» **TEXTE À LIRE**

L’union de ces deux Églises donne naissance à l’Église orthodoxe d’Ukraine. Cette nouvelle Église est aussitôt approuvée par le président Porochenko. Elle sera reconnue quelques jours plus tard, le 5 janvier 2019, par le patriarche de Constantinople, par l’Église de Grèce, celle de Chypre, ainsi que par le patriarche d’Alexandrie. Aucune autre Église du monde orthodoxe ne reconnaît sa légitimité aujourd’hui.
Le 23 janvier 2019, le patriarche Bartholomeos publia un tomos (décret) accordant l’autocéphalie à l’Église d’Ukraine. C’est un peu comme si la Corée du Nord décidait d’accorder l’indépendance au Texas. Non seulement cela, mais comme si également le Texas utilisait la décision de la Corée du Nord pour faire valoir son indépendance au niveau international.
Toute cette opération était politique, voire géopolitique, ou financière par certains aspects, mais en aucun cas spirituelle. Elle a créé et attisé des tensions, sans avoir jamais eu le moindre objectif de paix entre les hommes.
Le seul à ne pas mettre d’huile sur le feu est le pape François qui, le 30 mai 2018, annonce le rejet de l’uniatisme comme moyen pour parvenir à l’union des Églises. Il annonce à la délégation russe qu’il reçoit que seul le dialogue peut permettre de parvenir à l’unité. Les uniates d’Ukraine au destin chaotique accusent le coup.
Porochenko ne pardonnera pas cette prise de position du pape. Le 5 septembre 2019, il demandera à ce que l’Église grecque-catholique rattachée à Rome quitte cette juridiction et soit rattachée à l’Église autocéphale ukrainienne, qu’il venait de mettre en place.
Porochenko utilisa la création de cette Église autocéphale ukrainienne pour être réélu en avril 2019 et focalisa le débat électoral sur cette question. Mais c’est Zelensky qui remportera l’élection, en promettant un rapprochement avec la Russie et la mise en application des accords de Minsk. Le Monde écrira que les Ukrainiens ont voté contre la corruption, la guerre et la pauvreté, associés à l’ère Porochenko.
Les Églises et la guerre aujourd’hui
Dans les faits, l’Église orthodoxe d’Ukraine continua d’exister aux côtés de l’Église orthodoxe ukrainienne du patriarcat de Moscou. Mais d’innombrables conflits naquirent, où la nouvelle Église tenta de s’approprier les biens et les paroisses de l’Église dépendant de Moscou. Conflits souvent violents, et parfois même meurtriers.
Le Président Poutine cita cette tentative de séparer l’Église d’Ukraine du patriarcat de Moscou dans son discours du 23 février 2022 (30’20’’ sur la vidéo), pour invoquer la nécessité de protéger la population russe vivant dans les territoires ukrainiens. Et effectivement, les exactions devenaient de plus en plus nombreuses et violentes.
Le 22 mars 2022, le parlement ukrainien proposa une loi interdisant le patriarcat de Moscou sur le territoire ukrainien et la confiscation de tous ses biens.
La situation devenait si intenable pour elle que l’Église orthodoxe ukrainienne dépendant du patriarcat de Moscou condamna officiellement l’intervention russe en Ukraine. Par une décision collégiale du 27 mai 2022, elle annonça condamner cette intervention et rompre ses liens avec Moscou, son Église de rattachement.

(Données de positionnement des éléments)
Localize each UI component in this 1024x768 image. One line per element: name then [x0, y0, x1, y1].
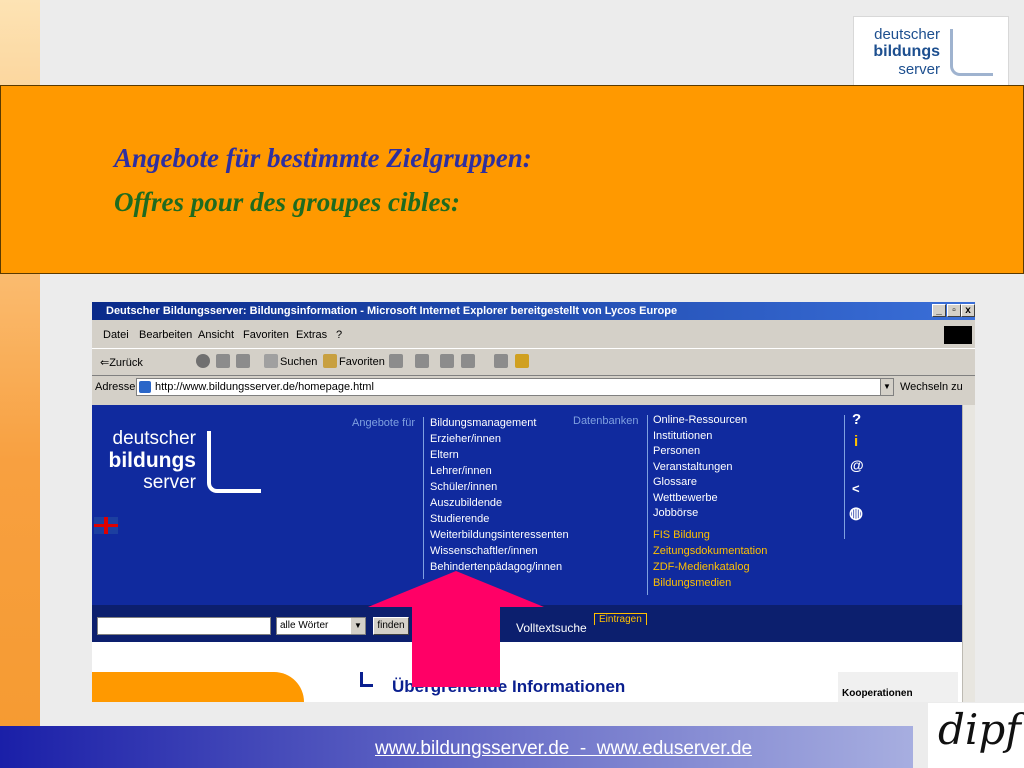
home-icon[interactable] — [236, 354, 250, 368]
datenbank-item-highlight[interactable]: FIS Bildung — [653, 527, 767, 543]
maximize-button[interactable]: ▫ — [947, 304, 961, 317]
refresh-icon[interactable] — [216, 354, 230, 368]
go-button[interactable]: Wechseln zu — [900, 381, 963, 393]
datenbanken-yellow-list: FIS Bildung Zeitungsdokumentation ZDF-Me… — [653, 527, 767, 591]
search-mode-value: alle Wörter — [280, 620, 329, 631]
title-banner: Angebote für bestimmte Zielgruppen: Offr… — [0, 85, 1024, 274]
site-logo-line-1: deutscher — [112, 428, 196, 449]
datenbanken-label: Datenbanken — [573, 415, 639, 427]
site-logo-line-3: server — [143, 472, 196, 493]
globe-icon[interactable]: ◍ — [849, 503, 863, 523]
logo-line-3: server — [898, 61, 940, 78]
footer-links[interactable]: www.bildungsserver.de - www.eduserver.de — [375, 738, 752, 760]
address-input[interactable]: http://www.bildungsserver.de/homepage.ht… — [136, 378, 892, 396]
browser-toolbar: ⇐Zurück Suchen Favoriten — [92, 348, 975, 376]
browser-titlebar: Deutscher Bildungsserver: Bildungsinform… — [92, 302, 975, 320]
edit-icon[interactable] — [461, 354, 475, 368]
dipf-logo-text: dipf — [938, 705, 1021, 754]
datenbank-item[interactable]: Online-Ressourcen — [653, 413, 747, 429]
address-bar: Adresse http://www.bildungsserver.de/hom… — [92, 376, 975, 400]
dipf-logo: dipf — [928, 703, 1024, 768]
close-button[interactable]: x — [961, 304, 975, 317]
datenbanken-list: Online-Ressourcen Institutionen Personen… — [653, 413, 747, 522]
datenbanken-divider — [647, 415, 648, 595]
favorites-button[interactable]: Favoriten — [339, 356, 385, 368]
page-scrollbar[interactable] — [962, 405, 975, 702]
datenbank-item-highlight[interactable]: Zeitungsdokumentation — [653, 543, 767, 559]
search-button[interactable]: Suchen — [280, 356, 317, 368]
stop-icon[interactable] — [196, 354, 210, 368]
logo-line-2: bildungs — [873, 43, 940, 60]
angebote-item[interactable]: Weiterbildungsinteressenten — [430, 527, 569, 543]
angebote-item[interactable]: Auszubildende — [430, 495, 569, 511]
menu-extras[interactable]: Extras — [296, 329, 327, 341]
favorites-icon — [323, 354, 337, 368]
menu-datei[interactable]: Datei — [103, 329, 129, 341]
datenbank-item[interactable]: Wettbewerbe — [653, 491, 747, 507]
datenbank-item[interactable]: Glossare — [653, 475, 747, 491]
angebote-divider — [423, 417, 424, 579]
menu-help[interactable]: ? — [336, 329, 342, 341]
chevron-down-icon: ▼ — [351, 618, 365, 634]
ie-page-icon — [139, 381, 151, 393]
logo-line-1: deutscher — [874, 26, 940, 43]
site-logo-l-mark — [207, 431, 261, 493]
discuss-icon[interactable] — [494, 354, 508, 368]
search-icon — [264, 354, 278, 368]
menu-bar: Datei Bearbeiten Ansicht Favoriten Extra… — [92, 324, 975, 346]
search-mode-select[interactable]: alle Wörter ▼ — [276, 617, 366, 635]
address-label: Adresse — [95, 381, 136, 393]
share-icon[interactable]: < — [852, 481, 860, 496]
angebote-label: Angebote für — [352, 417, 415, 429]
bildungsserver-logo: deutscher bildungs server — [853, 16, 1009, 86]
logo-l-mark — [950, 29, 993, 76]
banner-title-french: Offres pour des groupes cibles: — [114, 187, 460, 217]
pointer-arrow-icon — [368, 571, 544, 687]
eintragen-tab[interactable]: Eintragen — [594, 613, 647, 625]
menu-ansicht[interactable]: Ansicht — [198, 329, 234, 341]
datenbank-item[interactable]: Veranstaltungen — [653, 460, 747, 476]
browser-title: Deutscher Bildungsserver: Bildungsinform… — [106, 305, 678, 317]
menu-bearbeiten[interactable]: Bearbeiten — [139, 329, 192, 341]
menu-favoriten[interactable]: Favoriten — [243, 329, 289, 341]
windows-logo-icon — [944, 326, 972, 344]
minimize-button[interactable]: _ — [932, 304, 946, 317]
angebote-item[interactable]: Lehrer/innen — [430, 463, 569, 479]
icons-divider — [844, 415, 845, 539]
help-icon[interactable]: ? — [852, 411, 861, 428]
messenger-icon[interactable] — [515, 354, 529, 368]
site-search-input[interactable] — [97, 617, 271, 635]
english-flag-icon[interactable] — [94, 517, 118, 534]
angebote-item[interactable]: Eltern — [430, 447, 569, 463]
datenbank-item-highlight[interactable]: Bildungsmedien — [653, 575, 767, 591]
banner-title-german: Angebote für bestimmte Zielgruppen: — [114, 143, 532, 173]
datenbank-item[interactable]: Jobbörse — [653, 506, 747, 522]
print-icon[interactable] — [440, 354, 454, 368]
history-icon[interactable] — [389, 354, 403, 368]
datenbank-item[interactable]: Personen — [653, 444, 747, 460]
address-url: http://www.bildungsserver.de/homepage.ht… — [155, 381, 374, 393]
angebote-item[interactable]: Bildungsmanagement — [430, 415, 569, 431]
angebote-list: Bildungsmanagement Erzieher/innen Eltern… — [430, 415, 569, 575]
mail-icon[interactable] — [415, 354, 429, 368]
info-icon[interactable]: i — [854, 433, 858, 450]
angebote-item[interactable]: Erzieher/innen — [430, 431, 569, 447]
datenbank-item[interactable]: Institutionen — [653, 429, 747, 445]
angebote-item[interactable]: Wissenschaftler/innen — [430, 543, 569, 559]
site-logo-line-2: bildungs — [108, 449, 197, 472]
back-button[interactable]: ⇐Zurück — [100, 356, 143, 369]
angebote-item[interactable]: Schüler/innen — [430, 479, 569, 495]
datenbank-item-highlight[interactable]: ZDF-Medienkatalog — [653, 559, 767, 575]
kooperationen-box: Kooperationen — [838, 672, 958, 702]
address-dropdown-icon[interactable]: ▼ — [880, 378, 894, 396]
content-orange-decor — [92, 672, 304, 702]
angebote-item[interactable]: Studierende — [430, 511, 569, 527]
email-icon[interactable]: @ — [850, 457, 864, 473]
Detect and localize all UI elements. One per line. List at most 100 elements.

» **CONSIGNES**
**A.** D'après le texte sur les Églises d'Ukraine, que prévoyait la loi proposée par le parlement ukrainien le 22 mars 2022 ?
**B.** Recopiez le passage du texte sur les Églises d'Ukraine depuis « Toute cette opération » jusqu'à « accusent le coup. ».
**C.** Rédigez la suite du texte consacré aux Églises d'Ukraine, à partir de l'endroit où il s'arrête.
Les lignes forment un matériau indépendant du texte.

» **RÉPONSES ATTENDUES**
**A.** Elle prévoyait d'interdire le patriarcat de Moscou sur le territoire ukrainien et de confisquer tous ses biens.

**B.**
Toute cette opération était politique, voire géopolitique, ou financière par certains aspects, mais en aucun cas spirituelle. Elle a créé et attisé des tensions, sans avoir jamais eu le moindre objectif de paix entre les hommes.
Le seul à ne pas mettre d’huile sur le feu est le pape François qui, le 30 mai 2018, annonce le rejet de l’uniatisme comme moyen pour parvenir à l’union des Églises. Il annonce à la délégation russe qu’il reçoit que seul le dialogue peut permettre de parvenir à l’unité. Les uniates d’Ukraine au destin chaotique accusent le coup.

**C.**
Malgré cette séparation d’avec Moscou, l’Église orthodoxe ukrainienne subit de plus en plus de persécutions. De nombreux monastères ou paroisses furent investis par le SBU. Le 29 décembre 2022, sept monastères furent ainsi perquisitionnés avec la collaboration de représentants de la nouvelle Église autocéphale.
Cette situation poussa le patriarche Cyrille de Moscou à dénoncer : Des perquisitions sont menées partout : dans les diocèses, les monastères et les paroisses. Sous des prétextes farfelus, des poursuites pénales sont engagées contre le clergé et les croyants, qui sont également discrédités dans les medias. Les sanctuaires orthodoxes les plus importants pour notre peuple sont profanés.
La Laure des grottes de Kiev, dont je parlais en introduction, subit une première perquisition début décembre 2018. Puis une seconde, le 22 novembre 2022. Puis la saisie de tous ses biens et leur transfert à l’Église autocéphale ukrainienne le 1er janvier 2023.
Quelques jours plus tard, le 18 janvier 2023, devant le conseil de sécurité de l’ONU, le représentant permanent de la Russie déclare : En raison de la persécution de l'Église orthodoxe ukrainienne par Kiev, l'Ukraine s'est retrouvée au bord d'un conflit religieux d'une ampleur sans précédent. […] L'Ukraine n'est qu'à un pas d'une catastrophe religieuse interne fratricide.
Donc, que croyez-vous qu’il va se passer avec cette politique, que les gouvernements européens soutiennent par leurs actions ou par leur silence ? Que croyez-vous que feront tous ces Ukrainiens que l’on empêche de pratiquer leur foi, de parler leur langue, ou de manifester des signes de la culture qui est la leur ? Que feront des gens pieux qui n’ont pas de revendication politique autre que de voter pour des partis qui prônaient jusqu’à l’an dernier la simple application des accords de Minsk, tout comme Zelensky l’a lui-même promis ?
Conclusion
Je n’ai pas la réponse à ces questions. Mais il est clair que l’Ukraine est à la base le théâtre d’une guerre civile, et non d’une guerre d’invasion. Guerre civile qui, par définition, oppose des membres d’une même famille, des voisins, des citoyens d’un même pays. Et j’ai l’intime conviction que la Russie n’arrêtera pas son offensive, car elle sait qu’elle jouit du soutien d’une large part de la population dans les zones qu’elle reprend.
J’aimerais pour conclure revenir sur les sanctions que nous avons prises lorsque notre ministre, Bruno le Maire, a déclaré une guerre économique totale à la Russie. Non pas toutes les sanctions, mais celles visant les sportifs, les musiciens, les écrivains, les artistes, ainsi que des religieux dont nous avons parlé ici. Il était communément admis jusqu’à présent que certains domaines devaient rester en dehors du champ de compétence des hommes politiques, parfois parce qu’ils ne connaissent rien à ces domaines, mais surtout parce que ces domaines devaient être protégés à tout prix. Protégés, parce qu’ils sont précisément les domaines où les hommes peuvent partager des valeurs et se comprendre, même s’ils ne sont pas du même pays ou de la même culture.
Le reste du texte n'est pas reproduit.